Task to carry out:
Leave out the pictures and copy everything else in the entries exactly.

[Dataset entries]
######
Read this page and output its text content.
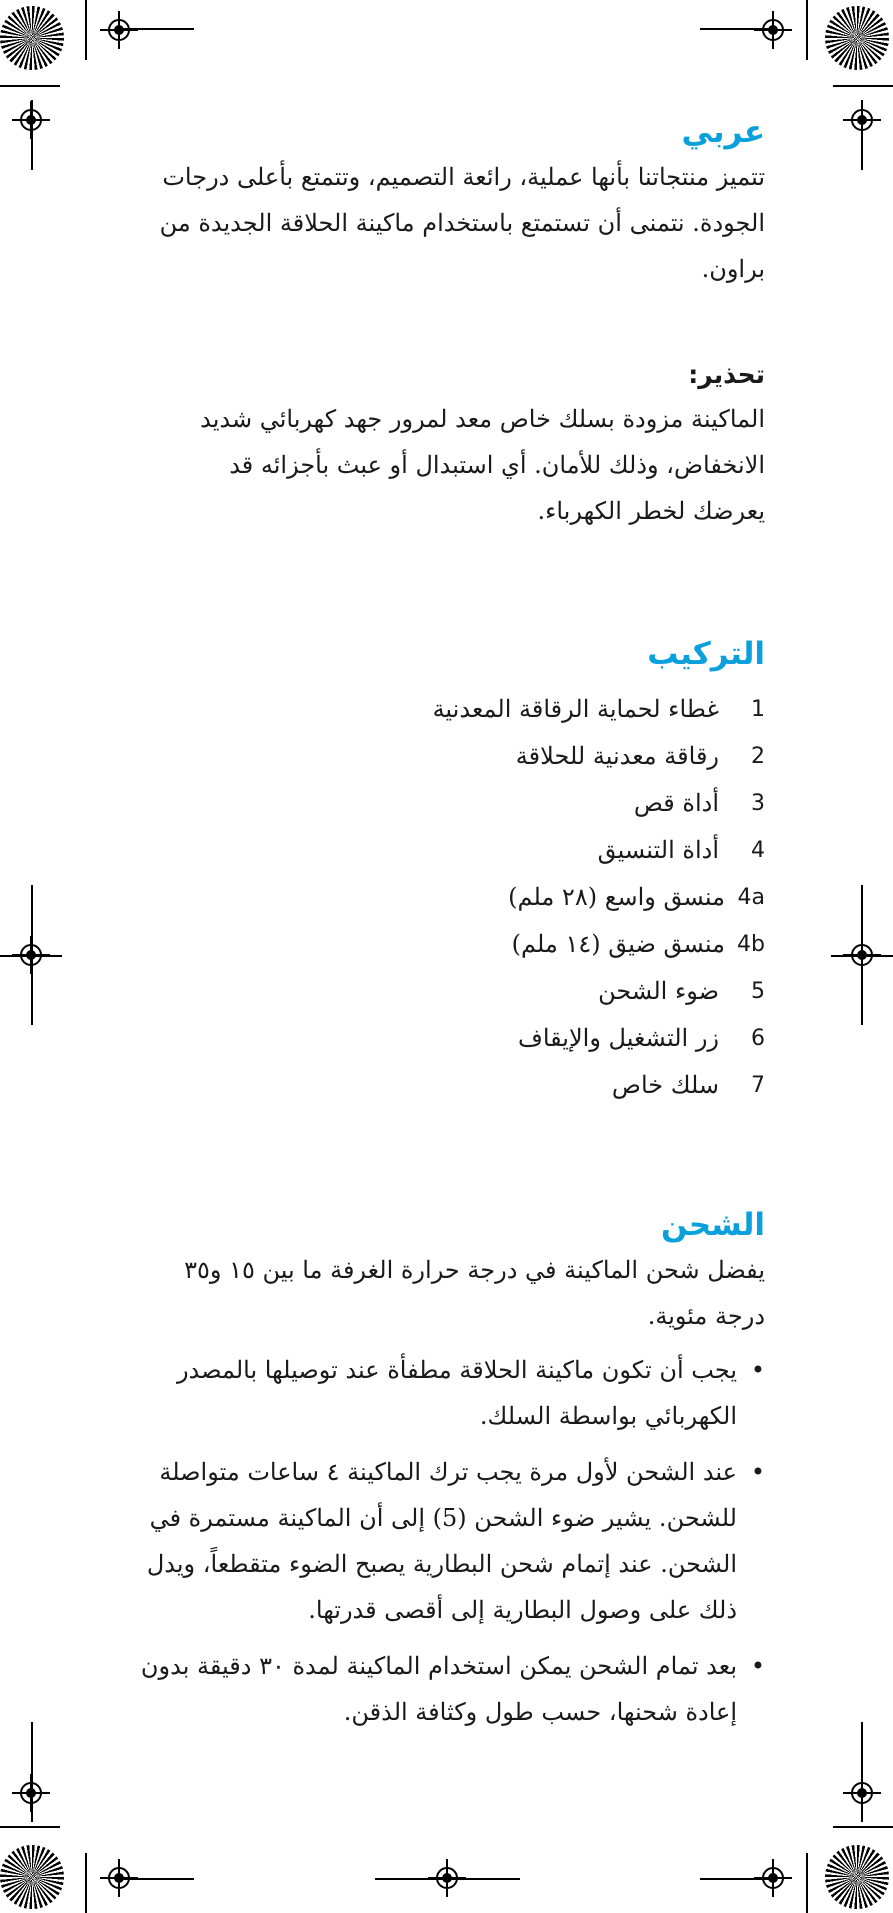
عربي

تتميز منتجاتنا بأنها عملية، رائعة التصميم، وتتمتع بأعلى درجات الجودة. نتمنى أن تستمتع باستخدام ماكينة الحلاقة الجديدة من براون.

تحذير:

الماكينة مزودة بسلك خاص معد لمرور جهد كهربائي شديد الانخفاض، وذلك للأمان. أي استبدال أو عبث بأجزائه قد يعرضك لخطر الكهرباء.

التركيب
1
غطاء لحماية الرقاقة المعدنية
2
رقاقة معدنية للحلاقة
3
أداة قص
4
أداة التنسيق
4a
منسق واسع (٢٨ ملم)
4b
منسق ضيق (١٤ ملم)
5
ضوء الشحن
6
زر التشغيل والإيقاف
7
سلك خاص
الشحن

يفضل شحن الماكينة في درجة حرارة الغرفة ما بين ١٥ و٣٥ درجة مئوية.

•
يجب أن تكون ماكينة الحلاقة مطفأة عند توصيلها بالمصدر الكهربائي بواسطة السلك.
•
عند الشحن لأول مرة يجب ترك الماكينة ٤ ساعات متواصلة للشحن. يشير ضوء الشحن (5) إلى أن الماكينة مستمرة في الشحن. عند إتمام شحن البطارية يصبح الضوء متقطعاً، ويدل ذلك على وصول البطارية إلى أقصى قدرتها.
•
بعد تمام الشحن يمكن استخدام الماكينة لمدة ٣٠ دقيقة بدون إعادة شحنها، حسب طول وكثافة الذقن.
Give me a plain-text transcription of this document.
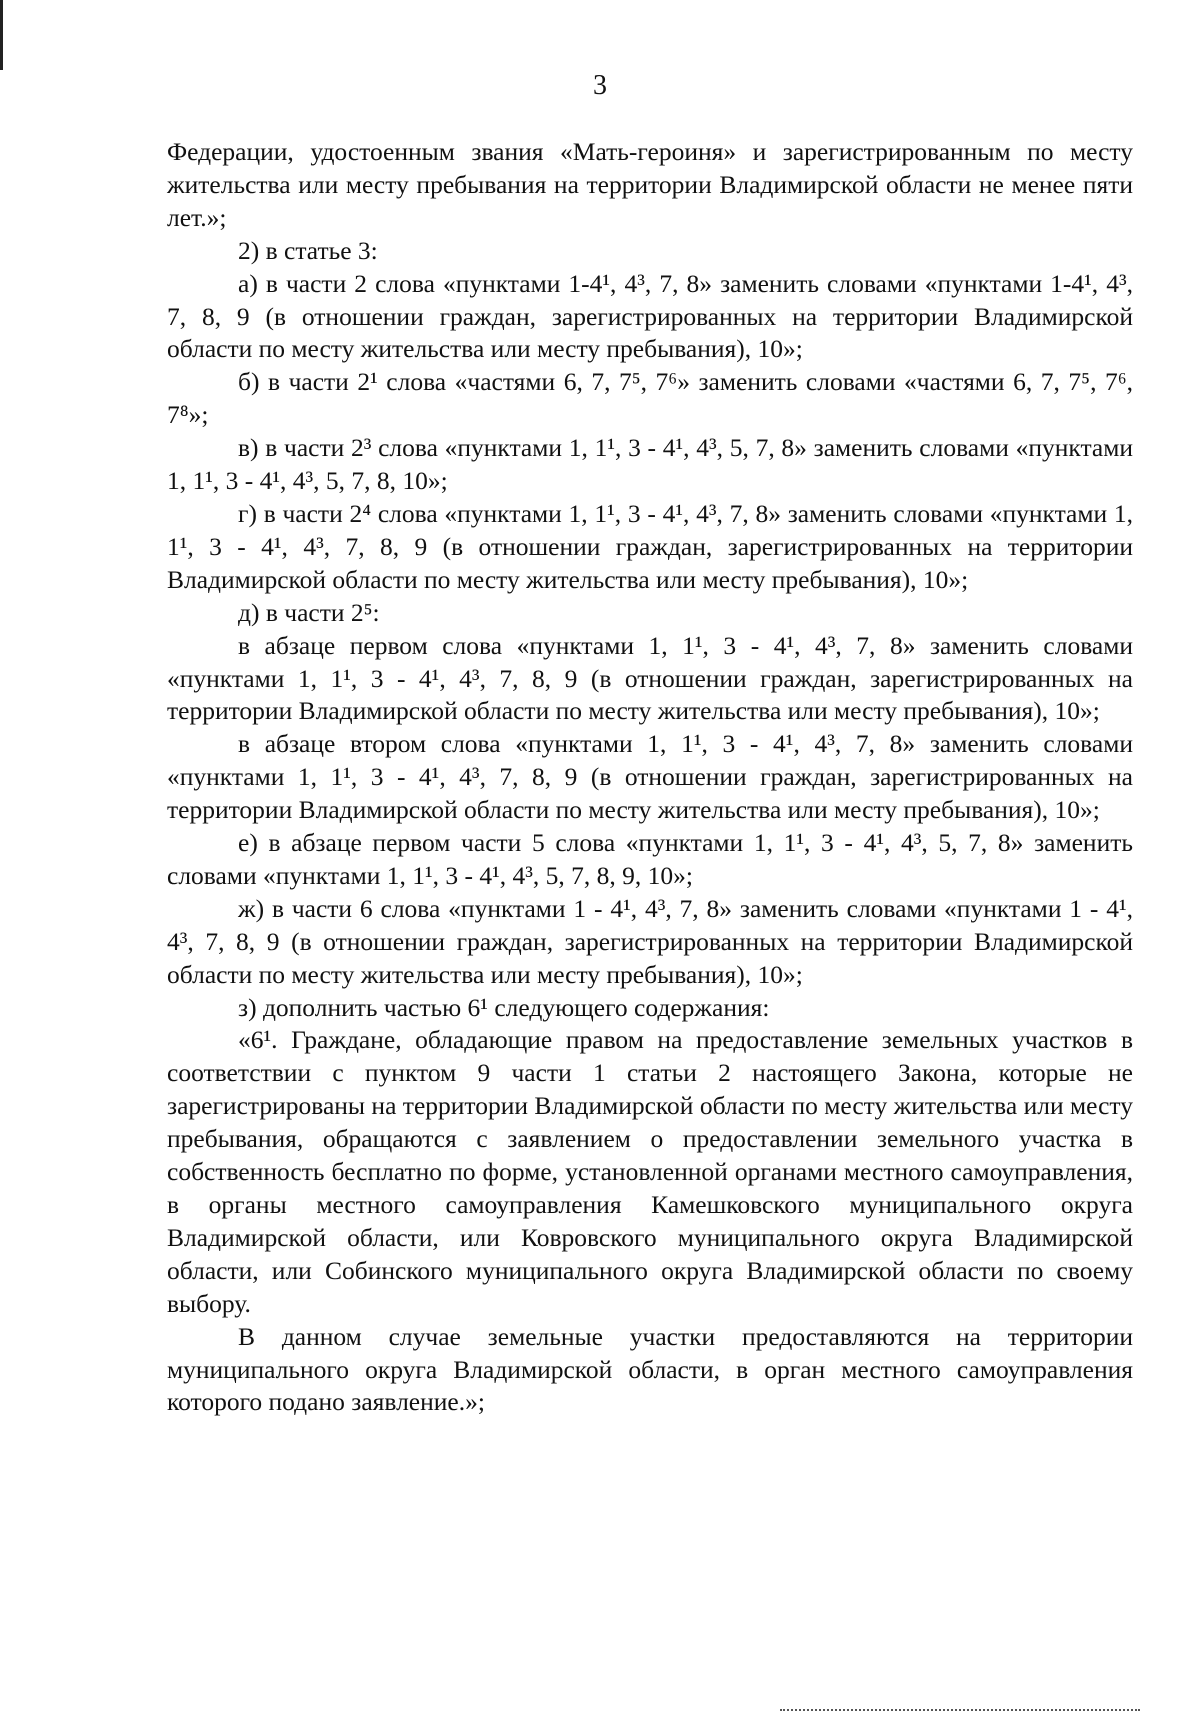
3

Федерации, удостоенным звания «Мать-героиня» и зарегистрированным по месту жительства или месту пребывания на территории Владимирской области не менее пяти лет.»;

2) в статье 3:

а) в части 2 слова «пунктами 1-4¹, 4³, 7, 8» заменить словами «пунктами 1-4¹, 4³, 7, 8, 9 (в отношении граждан, зарегистрированных на территории Владимирской области по месту жительства или месту пребывания), 10»;

б) в части 2¹ слова «частями 6, 7, 7⁵, 7⁶» заменить словами «частями 6, 7, 7⁵, 7⁶, 7⁸»;

в) в части 2³ слова «пунктами 1, 1¹, 3 - 4¹, 4³, 5, 7, 8» заменить словами «пунктами 1, 1¹, 3 - 4¹, 4³, 5, 7, 8, 10»;

г) в части 2⁴ слова «пунктами 1, 1¹, 3 - 4¹, 4³, 7, 8» заменить словами «пунктами 1, 1¹, 3 - 4¹, 4³, 7, 8, 9 (в отношении граждан, зарегистрированных на территории Владимирской области по месту жительства или месту пребывания), 10»;

д) в части 2⁵:

в абзаце первом слова «пунктами 1, 1¹, 3 - 4¹, 4³, 7, 8» заменить словами «пунктами 1, 1¹, 3 - 4¹, 4³, 7, 8, 9 (в отношении граждан, зарегистрированных на территории Владимирской области по месту жительства или месту пребывания), 10»;

в абзаце втором слова «пунктами 1, 1¹, 3 - 4¹, 4³, 7, 8» заменить словами «пунктами 1, 1¹, 3 - 4¹, 4³, 7, 8, 9 (в отношении граждан, зарегистрированных на территории Владимирской области по месту жительства или месту пребывания), 10»;

е) в абзаце первом части 5 слова «пунктами 1, 1¹, 3 - 4¹, 4³, 5, 7, 8» заменить словами «пунктами 1, 1¹, 3 - 4¹, 4³, 5, 7, 8, 9, 10»;

ж) в части 6 слова «пунктами 1 - 4¹, 4³, 7, 8» заменить словами «пунктами 1 - 4¹, 4³, 7, 8, 9 (в отношении граждан, зарегистрированных на территории Владимирской области по месту жительства или месту пребывания), 10»;

з) дополнить частью 6¹ следующего содержания:

«6¹. Граждане, обладающие правом на предоставление земельных участков в соответствии с пунктом 9 части 1 статьи 2 настоящего Закона, которые не зарегистрированы на территории Владимирской области по месту жительства или месту пребывания, обращаются с заявлением о предоставлении земельного участка в собственность бесплатно по форме, установленной органами местного самоуправления, в органы местного самоуправления Камешковского муниципального округа Владимирской области, или Ковровского муниципального округа Владимирской области, или Собинского муниципального округа Владимирской области по своему выбору.

В данном случае земельные участки предоставляются на территории муниципального округа Владимирской области, в орган местного самоуправления которого подано заявление.»;
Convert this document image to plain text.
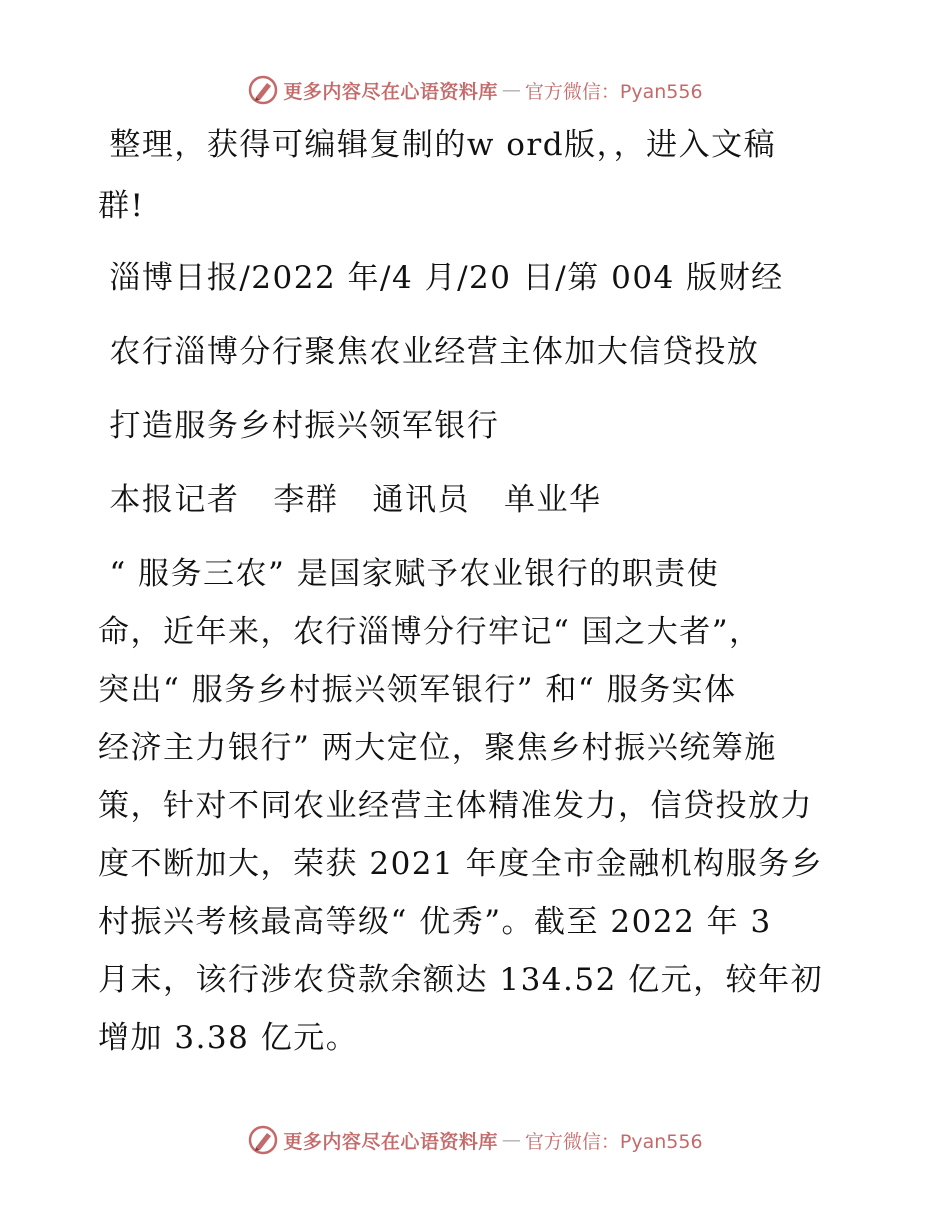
更多内容尽在心语资料库 — 官方微信：Pyan556
整理，获得可编辑复制的w ord版，，进入文稿
群!
淄博日报/2022 年/4 月/20 日/第 004 版财经
农行淄博分行聚焦农业经营主体加大信贷投放
打造服务乡村振兴领军银行
本报记者   李群   通讯员   单业华
“ 服务三农” 是国家赋予农业银行的职责使
命，近年来，农行淄博分行牢记“ 国之大者”，
突出“ 服务乡村振兴领军银行” 和“ 服务实体
经济主力银行” 两大定位，聚焦乡村振兴统筹施
策，针对不同农业经营主体精准发力，信贷投放力
度不断加大，荣获 2021 年度全市金融机构服务乡
村振兴考核最高等级“ 优秀”。截至 2022 年 3
月末，该行涉农贷款余额达 134.52 亿元，较年初
增加 3.38 亿元。
更多内容尽在心语资料库 — 官方微信：Pyan556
######
Written solution:
Read this page and output its text content.
عربي

تتميز منتجاتنا بأنها عملية، رائعة التصميم، وتتمتع بأعلى درجات الجودة. نتمنى أن تستمتع باستخدام ماكينة الحلاقة الجديدة من براون.

تحذير:

الماكينة مزودة بسلك خاص معد لمرور جهد كهربائي شديد الانخفاض، وذلك للأمان. أي استبدال أو عبث بأجزائه قد يعرضك لخطر الكهرباء.

التركيب
1
غطاء لحماية الرقاقة المعدنية
2
رقاقة معدنية للحلاقة
3
أداة قص
4
أداة التنسيق
4a
منسق واسع (٢٨ ملم)
4b
منسق ضيق (١٤ ملم)
5
ضوء الشحن
6
زر التشغيل والإيقاف
7
سلك خاص
الشحن

يفضل شحن الماكينة في درجة حرارة الغرفة ما بين ١٥ و٣٥ درجة مئوية.

•
يجب أن تكون ماكينة الحلاقة مطفأة عند توصيلها بالمصدر الكهربائي بواسطة السلك.
•
عند الشحن لأول مرة يجب ترك الماكينة ٤ ساعات متواصلة للشحن. يشير ضوء الشحن (5) إلى أن الماكينة مستمرة في الشحن. عند إتمام شحن البطارية يصبح الضوء متقطعاً، ويدل ذلك على وصول البطارية إلى أقصى قدرتها.
•
بعد تمام الشحن يمكن استخدام الماكينة لمدة ٣٠ دقيقة بدون إعادة شحنها، حسب طول وكثافة الذقن.
Give me a plain-text transcription of this document.
3

Федерации, удостоенным звания «Мать-героиня» и зарегистрированным по месту жительства или месту пребывания на территории Владимирской области не менее пяти лет.»;

2) в статье 3:

а) в части 2 слова «пунктами 1-4¹, 4³, 7, 8» заменить словами «пунктами 1-4¹, 4³, 7, 8, 9 (в отношении граждан, зарегистрированных на территории Владимирской области по месту жительства или месту пребывания), 10»;

б) в части 2¹ слова «частями 6, 7, 7⁵, 7⁶» заменить словами «частями 6, 7, 7⁵, 7⁶, 7⁸»;

в) в части 2³ слова «пунктами 1, 1¹, 3 - 4¹, 4³, 5, 7, 8» заменить словами «пунктами 1, 1¹, 3 - 4¹, 4³, 5, 7, 8, 10»;

г) в части 2⁴ слова «пунктами 1, 1¹, 3 - 4¹, 4³, 7, 8» заменить словами «пунктами 1, 1¹, 3 - 4¹, 4³, 7, 8, 9 (в отношении граждан, зарегистрированных на территории Владимирской области по месту жительства или месту пребывания), 10»;

д) в части 2⁵:

в абзаце первом слова «пунктами 1, 1¹, 3 - 4¹, 4³, 7, 8» заменить словами «пунктами 1, 1¹, 3 - 4¹, 4³, 7, 8, 9 (в отношении граждан, зарегистрированных на территории Владимирской области по месту жительства или месту пребывания), 10»;

в абзаце втором слова «пунктами 1, 1¹, 3 - 4¹, 4³, 7, 8» заменить словами «пунктами 1, 1¹, 3 - 4¹, 4³, 7, 8, 9 (в отношении граждан, зарегистрированных на территории Владимирской области по месту жительства или месту пребывания), 10»;

е) в абзаце первом части 5 слова «пунктами 1, 1¹, 3 - 4¹, 4³, 5, 7, 8» заменить словами «пунктами 1, 1¹, 3 - 4¹, 4³, 5, 7, 8, 9, 10»;

ж) в части 6 слова «пунктами 1 - 4¹, 4³, 7, 8» заменить словами «пунктами 1 - 4¹, 4³, 7, 8, 9 (в отношении граждан, зарегистрированных на территории Владимирской области по месту жительства или месту пребывания), 10»;

з) дополнить частью 6¹ следующего содержания:

«6¹. Граждане, обладающие правом на предоставление земельных участков в соответствии с пунктом 9 части 1 статьи 2 настоящего Закона, которые не зарегистрированы на территории Владимирской области по месту жительства или месту пребывания, обращаются с заявлением о предоставлении земельного участка в собственность бесплатно по форме, установленной органами местного самоуправления, в органы местного самоуправления Камешковского муниципального округа Владимирской области, или Ковровского муниципального округа Владимирской области, или Собинского муниципального округа Владимирской области по своему выбору.

В данном случае земельные участки предоставляются на территории муниципального округа Владимирской области, в орган местного самоуправления которого подано заявление.»;
Convert this document image to plain text.
更多内容尽在心语资料库 — 官方微信：Pyan556
整理，获得可编辑复制的w ord版，，进入文稿
群!
淄博日报/2022 年/4 月/20 日/第 004 版财经
农行淄博分行聚焦农业经营主体加大信贷投放
打造服务乡村振兴领军银行
本报记者   李群   通讯员   单业华
“ 服务三农” 是国家赋予农业银行的职责使
命，近年来，农行淄博分行牢记“ 国之大者”，
突出“ 服务乡村振兴领军银行” 和“ 服务实体
经济主力银行” 两大定位，聚焦乡村振兴统筹施
策，针对不同农业经营主体精准发力，信贷投放力
度不断加大，荣获 2021 年度全市金融机构服务乡
村振兴考核最高等级“ 优秀”。截至 2022 年 3
月末，该行涉农贷款余额达 134.52 亿元，较年初
增加 3.38 亿元。
更多内容尽在心语资料库 — 官方微信：Pyan556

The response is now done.